● **MATERIAL**
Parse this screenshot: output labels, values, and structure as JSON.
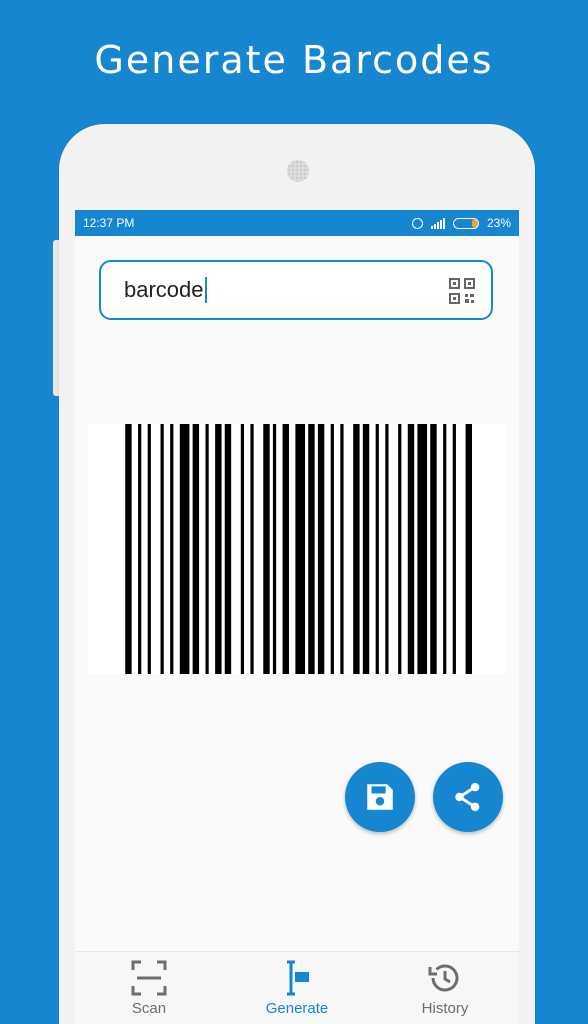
{
  "headline": "Generate Barcodes",
  "status_bar": {
    "time": "12:37 PM",
    "battery_percent": "23%",
    "battery_level": 0.23
  },
  "input": {
    "value": "barcode"
  },
  "icons": {
    "qr": "qr-code-icon",
    "save": "save-icon",
    "share": "share-icon",
    "scan": "scan-icon",
    "generate": "generate-icon",
    "history": "history-icon"
  },
  "barcode": {
    "pattern": [
      0,
      1,
      0,
      1,
      0,
      1,
      0,
      1,
      0,
      2,
      0,
      1,
      0,
      1,
      0,
      1,
      0,
      1,
      0,
      1,
      0,
      2,
      0,
      2,
      0,
      1,
      0,
      1,
      0,
      1,
      0,
      2,
      0,
      1,
      0,
      1,
      0,
      1,
      0,
      1,
      0,
      2,
      0,
      1,
      0,
      1,
      0,
      1,
      0,
      1,
      0,
      1,
      0,
      2,
      0,
      1,
      0,
      1,
      0,
      1,
      0,
      1
    ]
  },
  "nav": {
    "scan": "Scan",
    "generate": "Generate",
    "history": "History"
  },
  "colors": {
    "primary": "#1786d1",
    "battery": "#f4a52c"
  }
}
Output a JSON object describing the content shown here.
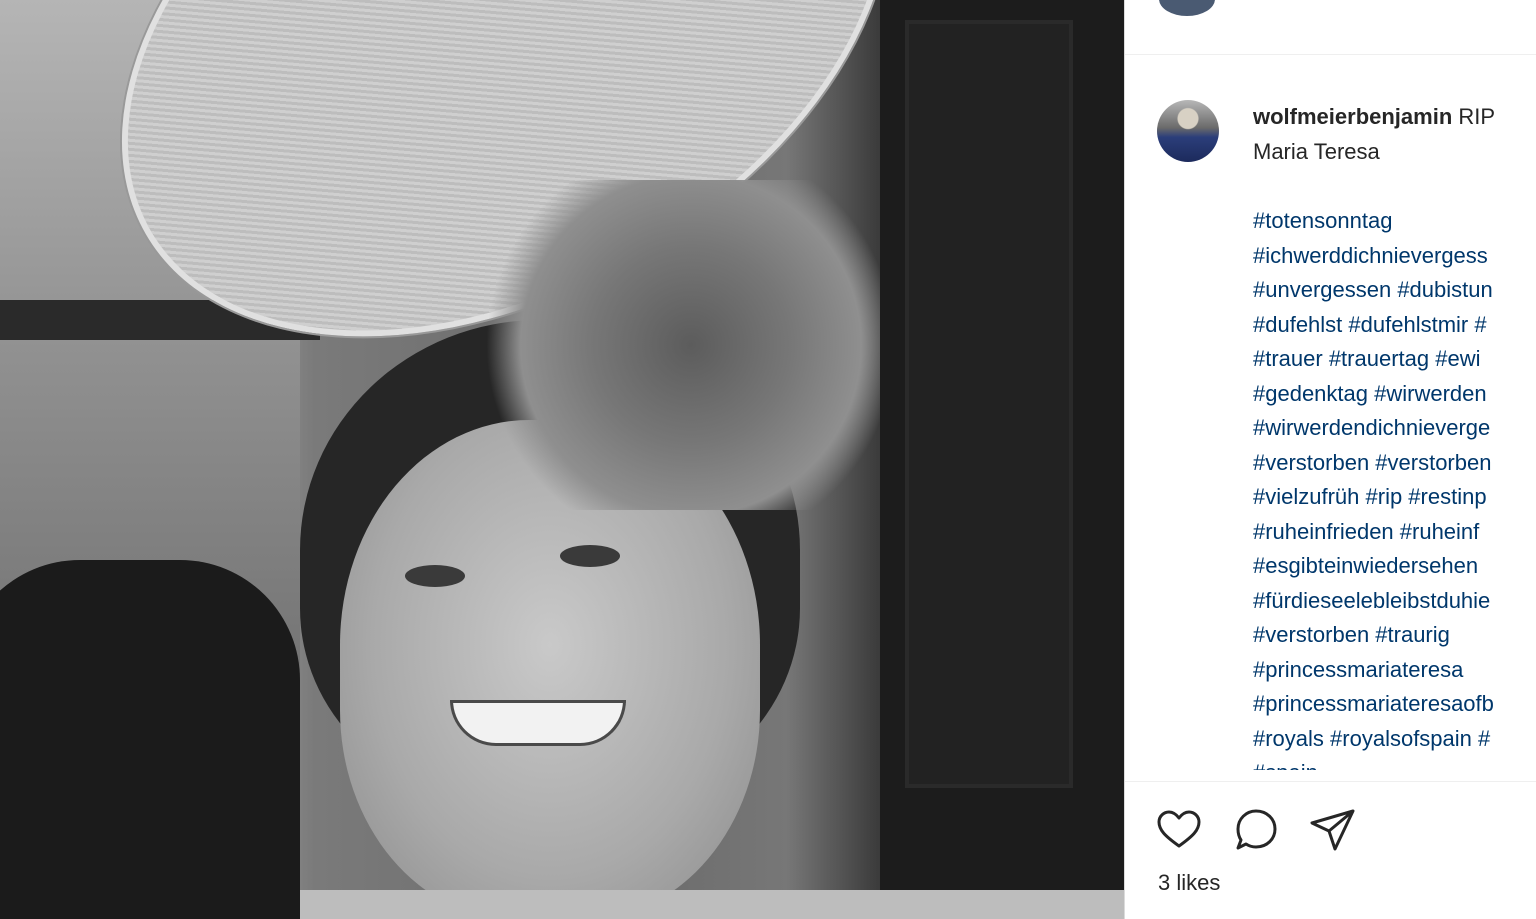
{
  "post": {
    "username": "wolfmeierbenjamin",
    "caption_line1": "RIP",
    "caption_line2": "Maria Teresa",
    "hashtag_lines": [
      "#totensonntag",
      "#ichwerddichnievergess",
      "#unvergessen #dubistun",
      "#dufehlst #dufehlstmir #",
      "#trauer #trauertag #ewi",
      "#gedenktag #wirwerden",
      "#wirwerdendichnieverge",
      "#verstorben #verstorben",
      "#vielzufrüh #rip #restinp",
      "#ruheinfrieden #ruheinf",
      "#esgibteinwiedersehen",
      "#fürdieseelebleibstduhie",
      "#verstorben #traurig",
      "#princessmariateresa",
      "#princessmariateresaofb",
      "#royals #royalsofspain #",
      "#spain"
    ],
    "likes": "3 likes"
  },
  "icons": {
    "like": "heart-icon",
    "comment": "comment-icon",
    "share": "paper-plane-icon"
  },
  "colors": {
    "text": "#262626",
    "hashtag": "#00376b",
    "divider": "#efefef"
  }
}
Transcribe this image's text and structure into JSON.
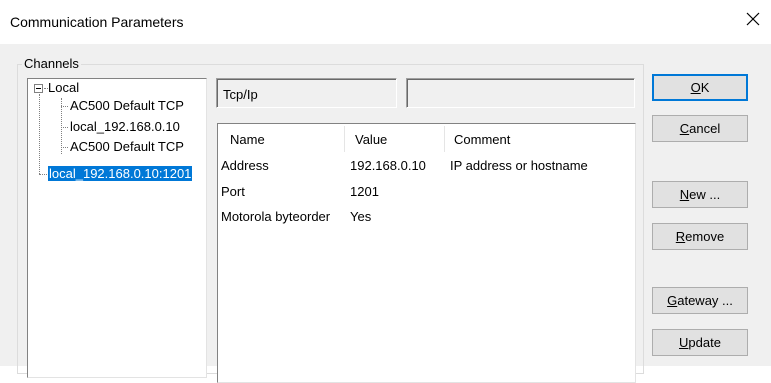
{
  "window": {
    "title": "Communication Parameters",
    "close_icon": "close-icon"
  },
  "channels": {
    "group_label": "Channels",
    "tree": {
      "root": "Local",
      "children": [
        "AC500 Default TCP",
        "local_192.168.0.10",
        "AC500 Default TCP"
      ],
      "selected": "local_192.168.0.10:1201"
    }
  },
  "fields": {
    "protocol": "Tcp/Ip",
    "second": ""
  },
  "params": {
    "columns": [
      "Name",
      "Value",
      "Comment"
    ],
    "rows": [
      {
        "name": "Address",
        "value": "192.168.0.10",
        "comment": "IP address or hostname"
      },
      {
        "name": "Port",
        "value": "1201",
        "comment": ""
      },
      {
        "name": "Motorola byteorder",
        "value": "Yes",
        "comment": ""
      }
    ]
  },
  "buttons": {
    "ok": {
      "mnemonic": "O",
      "rest": "K"
    },
    "cancel": {
      "mnemonic": "C",
      "rest": "ancel"
    },
    "new": {
      "mnemonic": "N",
      "rest": "ew ..."
    },
    "remove": {
      "mnemonic": "R",
      "rest": "emove"
    },
    "gateway": {
      "mnemonic": "G",
      "rest": "ateway ..."
    },
    "update": {
      "mnemonic": "U",
      "rest": "pdate"
    }
  }
}
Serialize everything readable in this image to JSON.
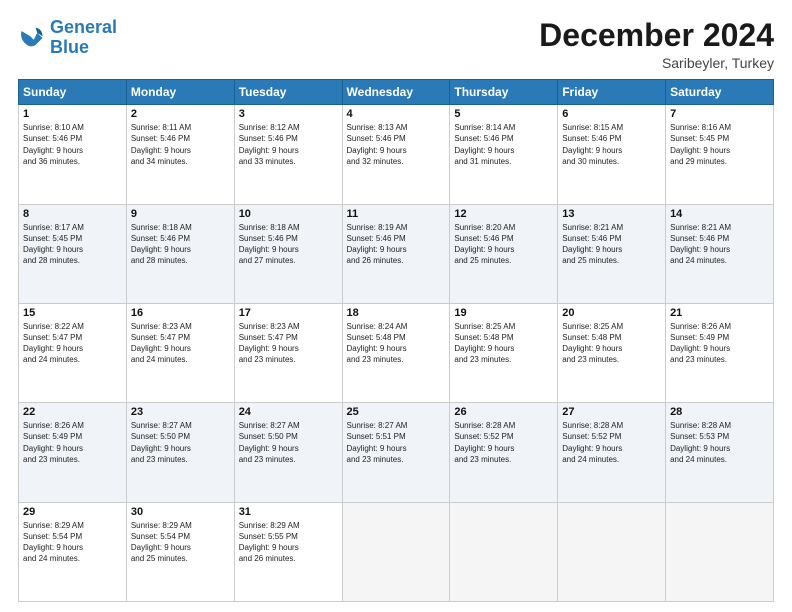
{
  "logo": {
    "line1": "General",
    "line2": "Blue"
  },
  "title": "December 2024",
  "subtitle": "Saribeyler, Turkey",
  "days_of_week": [
    "Sunday",
    "Monday",
    "Tuesday",
    "Wednesday",
    "Thursday",
    "Friday",
    "Saturday"
  ],
  "weeks": [
    [
      {
        "day": "1",
        "text": "Sunrise: 8:10 AM\nSunset: 5:46 PM\nDaylight: 9 hours\nand 36 minutes."
      },
      {
        "day": "2",
        "text": "Sunrise: 8:11 AM\nSunset: 5:46 PM\nDaylight: 9 hours\nand 34 minutes."
      },
      {
        "day": "3",
        "text": "Sunrise: 8:12 AM\nSunset: 5:46 PM\nDaylight: 9 hours\nand 33 minutes."
      },
      {
        "day": "4",
        "text": "Sunrise: 8:13 AM\nSunset: 5:46 PM\nDaylight: 9 hours\nand 32 minutes."
      },
      {
        "day": "5",
        "text": "Sunrise: 8:14 AM\nSunset: 5:46 PM\nDaylight: 9 hours\nand 31 minutes."
      },
      {
        "day": "6",
        "text": "Sunrise: 8:15 AM\nSunset: 5:46 PM\nDaylight: 9 hours\nand 30 minutes."
      },
      {
        "day": "7",
        "text": "Sunrise: 8:16 AM\nSunset: 5:45 PM\nDaylight: 9 hours\nand 29 minutes."
      }
    ],
    [
      {
        "day": "8",
        "text": "Sunrise: 8:17 AM\nSunset: 5:45 PM\nDaylight: 9 hours\nand 28 minutes."
      },
      {
        "day": "9",
        "text": "Sunrise: 8:18 AM\nSunset: 5:46 PM\nDaylight: 9 hours\nand 28 minutes."
      },
      {
        "day": "10",
        "text": "Sunrise: 8:18 AM\nSunset: 5:46 PM\nDaylight: 9 hours\nand 27 minutes."
      },
      {
        "day": "11",
        "text": "Sunrise: 8:19 AM\nSunset: 5:46 PM\nDaylight: 9 hours\nand 26 minutes."
      },
      {
        "day": "12",
        "text": "Sunrise: 8:20 AM\nSunset: 5:46 PM\nDaylight: 9 hours\nand 25 minutes."
      },
      {
        "day": "13",
        "text": "Sunrise: 8:21 AM\nSunset: 5:46 PM\nDaylight: 9 hours\nand 25 minutes."
      },
      {
        "day": "14",
        "text": "Sunrise: 8:21 AM\nSunset: 5:46 PM\nDaylight: 9 hours\nand 24 minutes."
      }
    ],
    [
      {
        "day": "15",
        "text": "Sunrise: 8:22 AM\nSunset: 5:47 PM\nDaylight: 9 hours\nand 24 minutes."
      },
      {
        "day": "16",
        "text": "Sunrise: 8:23 AM\nSunset: 5:47 PM\nDaylight: 9 hours\nand 24 minutes."
      },
      {
        "day": "17",
        "text": "Sunrise: 8:23 AM\nSunset: 5:47 PM\nDaylight: 9 hours\nand 23 minutes."
      },
      {
        "day": "18",
        "text": "Sunrise: 8:24 AM\nSunset: 5:48 PM\nDaylight: 9 hours\nand 23 minutes."
      },
      {
        "day": "19",
        "text": "Sunrise: 8:25 AM\nSunset: 5:48 PM\nDaylight: 9 hours\nand 23 minutes."
      },
      {
        "day": "20",
        "text": "Sunrise: 8:25 AM\nSunset: 5:48 PM\nDaylight: 9 hours\nand 23 minutes."
      },
      {
        "day": "21",
        "text": "Sunrise: 8:26 AM\nSunset: 5:49 PM\nDaylight: 9 hours\nand 23 minutes."
      }
    ],
    [
      {
        "day": "22",
        "text": "Sunrise: 8:26 AM\nSunset: 5:49 PM\nDaylight: 9 hours\nand 23 minutes."
      },
      {
        "day": "23",
        "text": "Sunrise: 8:27 AM\nSunset: 5:50 PM\nDaylight: 9 hours\nand 23 minutes."
      },
      {
        "day": "24",
        "text": "Sunrise: 8:27 AM\nSunset: 5:50 PM\nDaylight: 9 hours\nand 23 minutes."
      },
      {
        "day": "25",
        "text": "Sunrise: 8:27 AM\nSunset: 5:51 PM\nDaylight: 9 hours\nand 23 minutes."
      },
      {
        "day": "26",
        "text": "Sunrise: 8:28 AM\nSunset: 5:52 PM\nDaylight: 9 hours\nand 23 minutes."
      },
      {
        "day": "27",
        "text": "Sunrise: 8:28 AM\nSunset: 5:52 PM\nDaylight: 9 hours\nand 24 minutes."
      },
      {
        "day": "28",
        "text": "Sunrise: 8:28 AM\nSunset: 5:53 PM\nDaylight: 9 hours\nand 24 minutes."
      }
    ],
    [
      {
        "day": "29",
        "text": "Sunrise: 8:29 AM\nSunset: 5:54 PM\nDaylight: 9 hours\nand 24 minutes."
      },
      {
        "day": "30",
        "text": "Sunrise: 8:29 AM\nSunset: 5:54 PM\nDaylight: 9 hours\nand 25 minutes."
      },
      {
        "day": "31",
        "text": "Sunrise: 8:29 AM\nSunset: 5:55 PM\nDaylight: 9 hours\nand 26 minutes."
      },
      null,
      null,
      null,
      null
    ]
  ]
}
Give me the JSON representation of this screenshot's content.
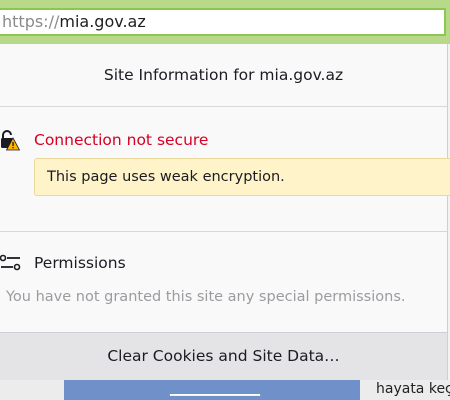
{
  "url_bar": {
    "scheme": "https://",
    "host": "mia.gov.az"
  },
  "panel": {
    "title": "Site Information for mia.gov.az",
    "security": {
      "status_label": "Connection not secure",
      "warning_message": "This page uses weak encryption.",
      "status_color": "#d70022"
    },
    "permissions": {
      "title": "Permissions",
      "description": "You have not granted this site any special permissions."
    },
    "clear_button_label": "Clear Cookies and Site Data…"
  },
  "background_page": {
    "link_text": "_______________",
    "partial_text": "hayata keç"
  }
}
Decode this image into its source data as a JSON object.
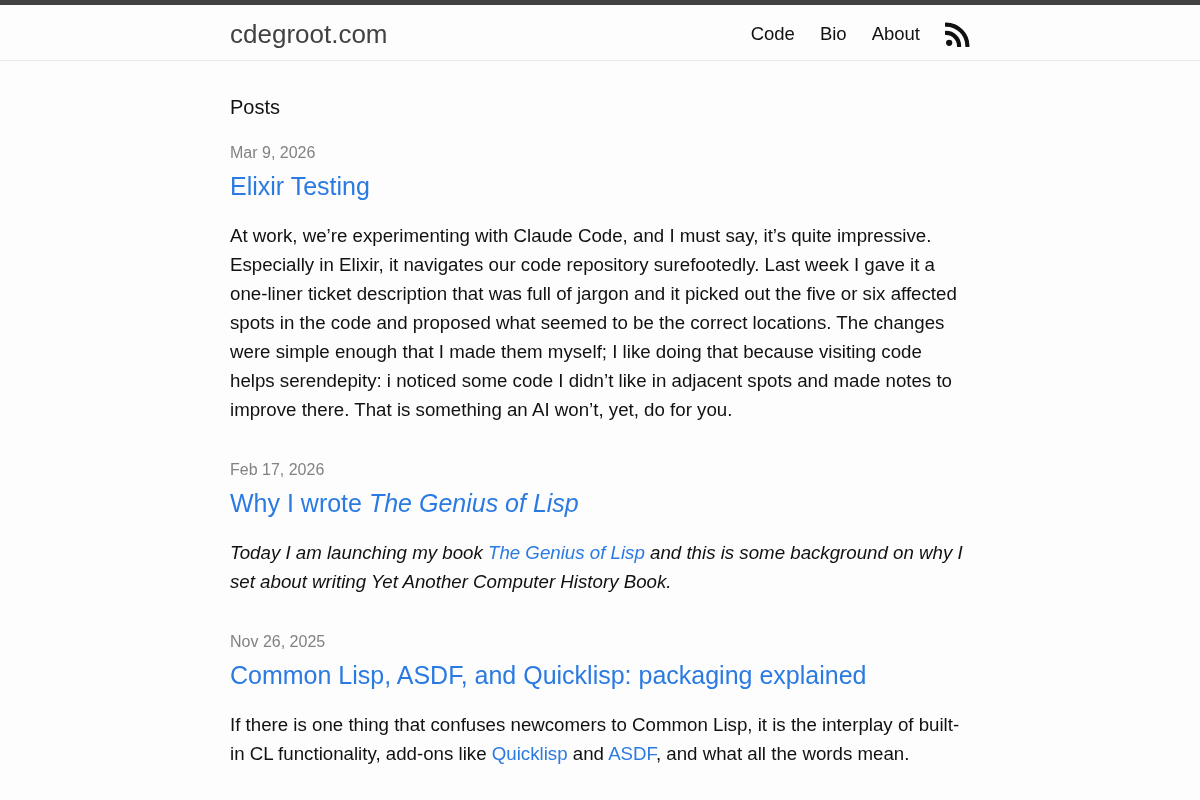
{
  "site": {
    "title": "cdegroot.com",
    "nav": [
      "Code",
      "Bio",
      "About"
    ]
  },
  "page": {
    "heading": "Posts"
  },
  "posts": [
    {
      "date": "Mar 9, 2026",
      "title": "Elixir Testing",
      "excerpt": {
        "italic": false,
        "parts": [
          {
            "kind": "text",
            "text": "At work, we’re experimenting with Claude Code, and I must say, it’s quite impressive. Especially in Elixir, it navigates our code repository surefootedly. Last week I gave it a one-liner ticket description that was full of jargon and it picked out the five or six affected spots in the code and proposed what seemed to be the correct locations. The changes were simple enough that I made them myself; I like doing that because visiting code helps serendepity: i noticed some code I didn’t like in adjacent spots and made notes to improve there. That is something an AI won’t, yet, do for you."
          }
        ]
      }
    },
    {
      "date": "Feb 17, 2026",
      "title": "Why I wrote *The Genius of Lisp*",
      "excerpt": {
        "italic": true,
        "parts": [
          {
            "kind": "text",
            "text": "Today I am launching my book "
          },
          {
            "kind": "link",
            "text": "The Genius of Lisp"
          },
          {
            "kind": "text",
            "text": " and this is some background on why I set about writing Yet Another Computer History Book."
          }
        ]
      }
    },
    {
      "date": "Nov 26, 2025",
      "title": "Common Lisp, ASDF, and Quicklisp: packaging explained",
      "excerpt": {
        "italic": false,
        "parts": [
          {
            "kind": "text",
            "text": "If there is one thing that confuses newcomers to Common Lisp, it is the interplay of built-in CL functionality, add-ons like "
          },
          {
            "kind": "link",
            "text": "Quicklisp"
          },
          {
            "kind": "text",
            "text": " and "
          },
          {
            "kind": "link",
            "text": "ASDF"
          },
          {
            "kind": "text",
            "text": ", and what all the words mean."
          }
        ]
      }
    }
  ]
}
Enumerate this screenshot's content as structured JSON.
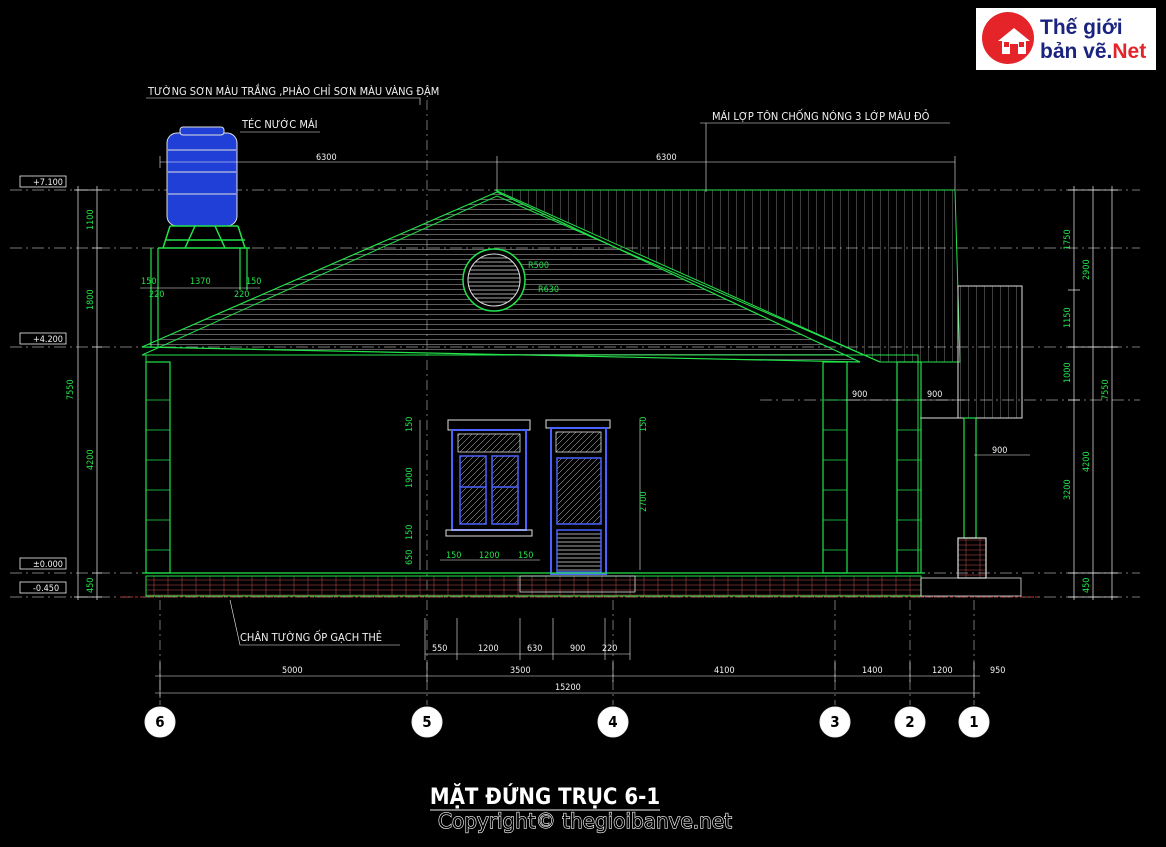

● **REQUIREMENT**
Scan the material above for the string "mnemonic" and return the lines that hold it.

● **THE REPLY**
      "mnemonic": "O",
      "mnemonic": "C",
      "mnemonic": "N",
      "mnemonic": "R",
      "mnemonic": "G",
      "mnemonic": "U",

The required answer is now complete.